(Stored entries)
[START]

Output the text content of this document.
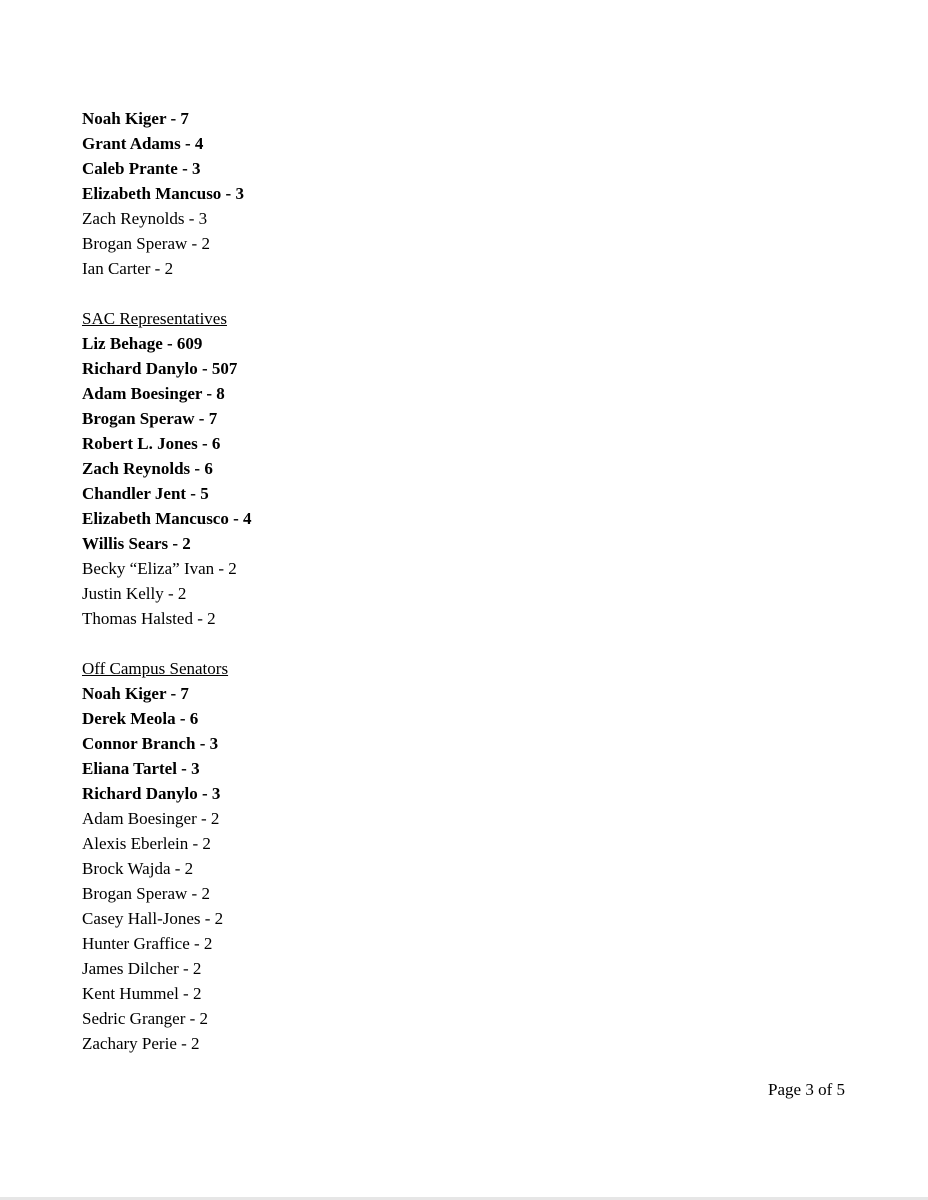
Noah Kiger - 7
Grant Adams - 4
Caleb Prante - 3
Elizabeth Mancuso - 3
Zach Reynolds - 3
Brogan Speraw - 2
Ian Carter - 2
SAC Representatives
Liz Behage - 609
Richard Danylo - 507
Adam Boesinger - 8
Brogan Speraw - 7
Robert L. Jones - 6
Zach Reynolds - 6
Chandler Jent - 5
Elizabeth Mancusco - 4
Willis Sears - 2
Becky “Eliza” Ivan - 2
Justin Kelly - 2
Thomas Halsted - 2
Off Campus Senators
Noah Kiger - 7
Derek Meola - 6
Connor Branch - 3
Eliana Tartel - 3
Richard Danylo - 3
Adam Boesinger - 2
Alexis Eberlein - 2
Brock Wajda - 2
Brogan Speraw - 2
Casey Hall-Jones - 2
Hunter Graffice - 2
James Dilcher - 2
Kent Hummel - 2
Sedric Granger - 2
Zachary Perie - 2
Page 3 of 5
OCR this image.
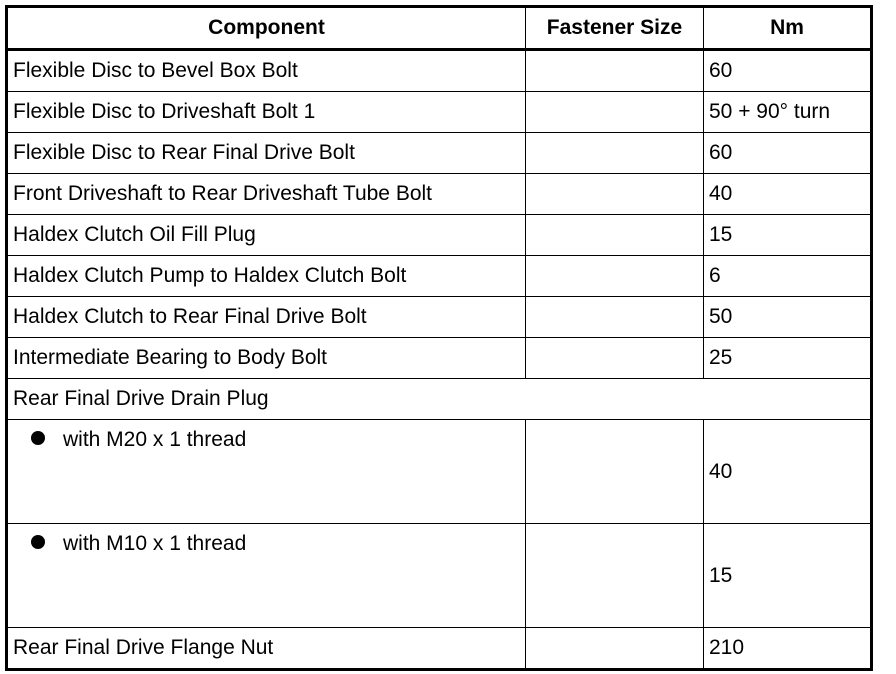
Component	Fastener Size	Nm
Flexible Disc to Bevel Box Bolt		60
Flexible Disc to Driveshaft Bolt 1		50 + 90° turn
Flexible Disc to Rear Final Drive Bolt		60
Front Driveshaft to Rear Driveshaft Tube Bolt		40
Haldex Clutch Oil Fill Plug		15
Haldex Clutch Pump to Haldex Clutch Bolt		6
Haldex Clutch to Rear Final Drive Bolt		50
Intermediate Bearing to Body Bolt		25
Rear Final Drive Drain Plug		
with M20 x 1 thread		40
with M10 x 1 thread		15
Rear Final Drive Flange Nut		210
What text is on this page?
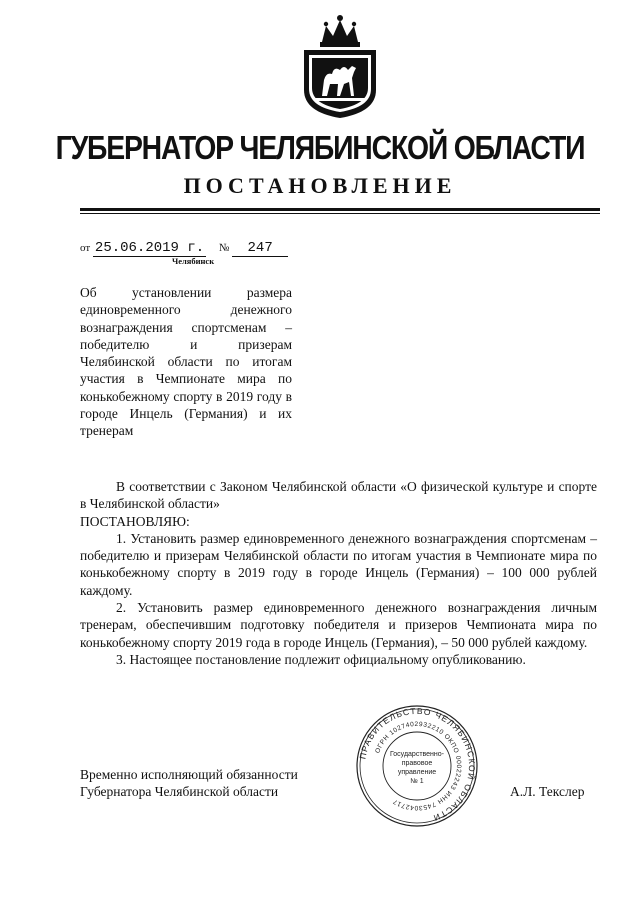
ГУБЕРНАТОР ЧЕЛЯБИНСКОЙ ОБЛАСТИ
ПОСТАНОВЛЕНИЕ
от 25.06.2019 г. № 247
Челябинск
Об установлении размера единовременного денежного вознаграждения спортсменам – победителю и призерам Челябинской области по итогам участия в Чемпионате мира по конькобежному спорту в 2019 году в городе Инцель (Германия) и их тренерам

В соответствии с Законом Челябинской области «О физической культуре и спорте в Челябинской области»

ПОСТАНОВЛЯЮ:

1. Установить размер единовременного денежного вознаграждения спортсменам – победителю и призерам Челябинской области по итогам участия в Чемпионате мира по конькобежному спорту в 2019 году в городе Инцель (Германия) – 100 000 рублей каждому.

2. Установить размер единовременного денежного вознаграждения личным тренерам, обеспечившим подготовку победителя и призеров Чемпионата мира по конькобежному спорту 2019 года в городе Инцель (Германия), – 50 000 рублей каждому.

3. Настоящее постановление подлежит официальному опубликованию.

Временно исполняющий обязанности
Губернатора Челябинской области	А.Л. Текслер
ПРАВИТЕЛЬСТВО ЧЕЛЯБИНСКОЙ ОБЛАСТИ
ОГРН 1027402932210 ОКПО 00022243 ИНН 7453042717
Государственно-
правовое
управление
№ 1
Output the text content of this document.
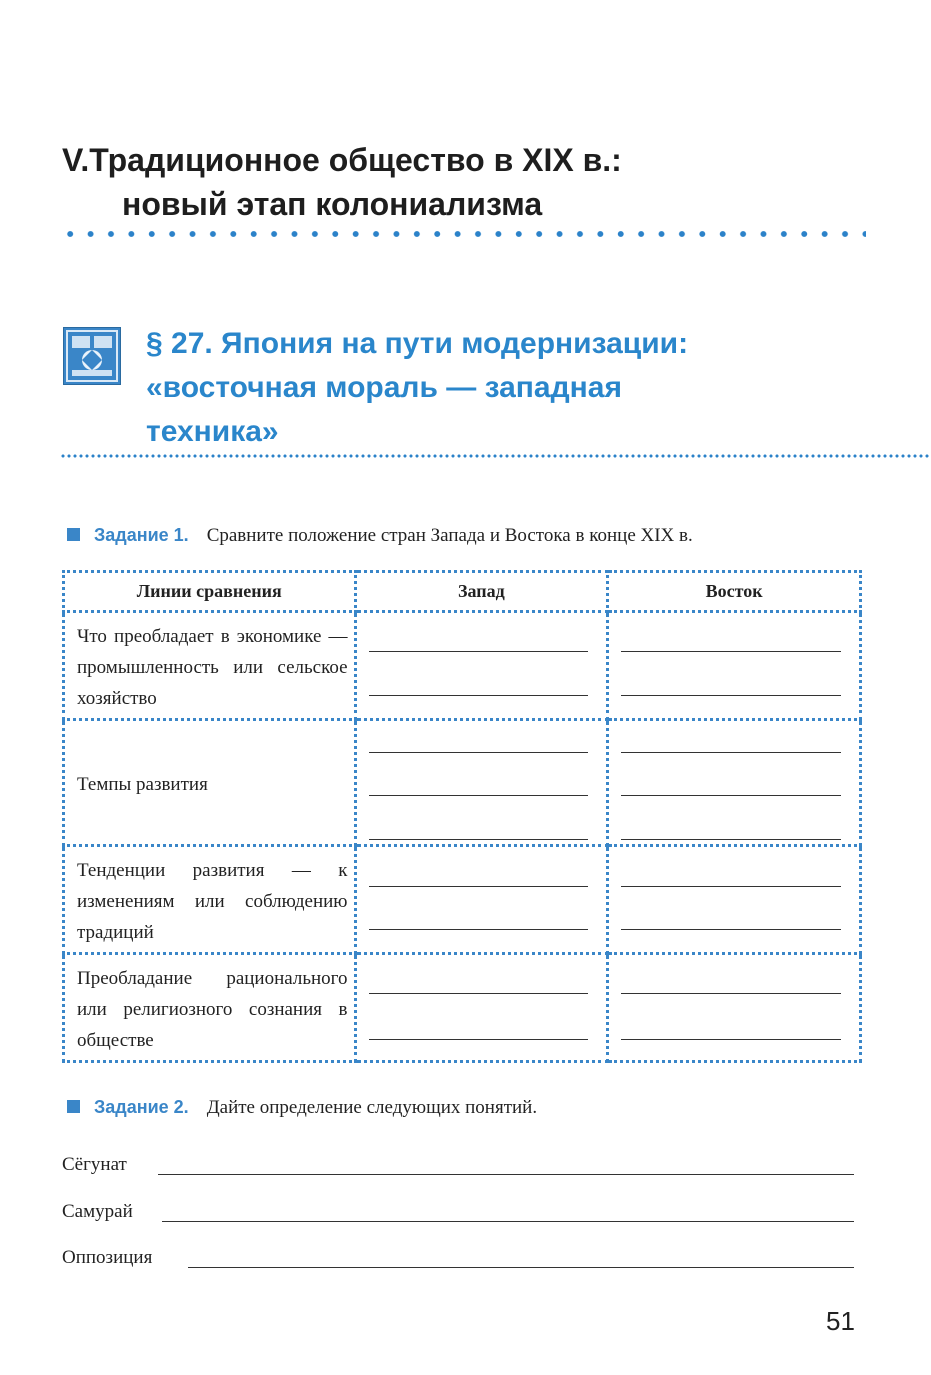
V.Традиционное общество в XIX в.:
новый этап колониализма
§ 27. Япония на пути модернизации:
«восточная мораль — западная
техника»
Задание 1. Сравните положение стран Запада и Востока в конце XIX в.
Линии сравнения	Запад	Восток
Что преобладает в экономике — промышленность или сельское хозяйство	

Темпы развития	

Тенденции развития — к изменениям или соблюдению традиций	

Преобладание рационального или религиозного сознания в обществе	

Задание 2. Дайте определение следующих понятий.
Сёгунат
Самурай
Оппозиция
51
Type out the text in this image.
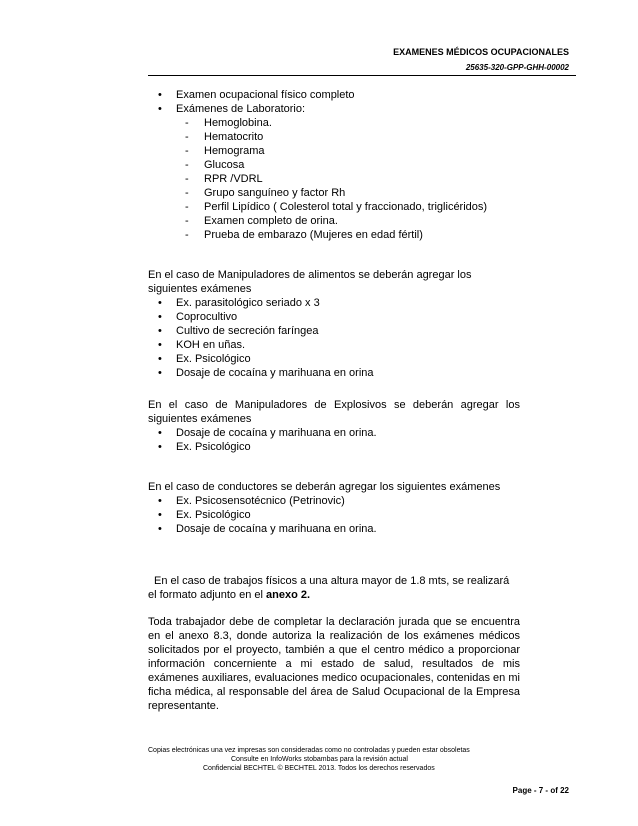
EXAMENES MÉDICOS OCUPACIONALES
25635-320-GPP-GHH-00002
• Examen ocupacional físico completo
• Exámenes de Laboratorio:
- Hemoglobina.
- Hematocrito
- Hemograma
- Glucosa
- RPR /VDRL
- Grupo sanguíneo y factor Rh
- Perfil Lipídico ( Colesterol total y fraccionado, triglicéridos)
- Examen completo de orina.
- Prueba de embarazo (Mujeres en edad fértil)
En el caso de Manipuladores de alimentos se deberán agregar los siguientes exámenes
• Ex. parasitológico seriado x 3
• Coprocultivo
• Cultivo de secreción faríngea
• KOH en uñas.
• Ex. Psicológico
• Dosaje de cocaína y marihuana en orina
En el caso de Manipuladores de Explosivos se deberán agregar los siguientes exámenes
• Dosaje de cocaína y marihuana en orina.
• Ex. Psicológico
En el caso de conductores se deberán agregar los siguientes exámenes
• Ex. Psicosensotécnico (Petrinovic)
• Ex. Psicológico
• Dosaje de cocaína y marihuana en orina.
En el caso de trabajos físicos a una altura mayor de 1.8 mts, se realizará el formato adjunto en el anexo 2.
Toda trabajador debe de completar la declaración jurada que se encuentra en el anexo 8.3, donde autoriza la realización de los exámenes médicos solicitados por el proyecto, también a que el centro médico a proporcionar información concerniente a mi estado de salud, resultados de mis exámenes auxiliares, evaluaciones medico ocupacionales, contenidas en mi ficha médica, al responsable del área de Salud Ocupacional de la Empresa representante.
Copias electrónicas una vez impresas son consideradas como no controladas y pueden estar obsoletas
Consulte en InfoWorks stobambas para la revisión actual
Confidencial BECHTEL © BECHTEL 2013. Todos los derechos reservados
Page - 7 - of 22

[END]

**TASK PROMPT:**
Pick out each line that holds the string "победителю".

**THE ANSWER:**
Об установлении размера единовременного денежного вознаграждения спортсменам – победителю и призерам Челябинской области по итогам участия в Чемпионате мира по конькобежному спорту в 2019 году в городе Инцель (Германия) и их тренерам
1. Установить размер единовременного денежного вознаграждения спортсменам – победителю и призерам Челябинской области по итогам участия в Чемпионате мира по конькобежному спорту в 2019 году в городе Инцель (Германия) – 100 000 рублей каждому.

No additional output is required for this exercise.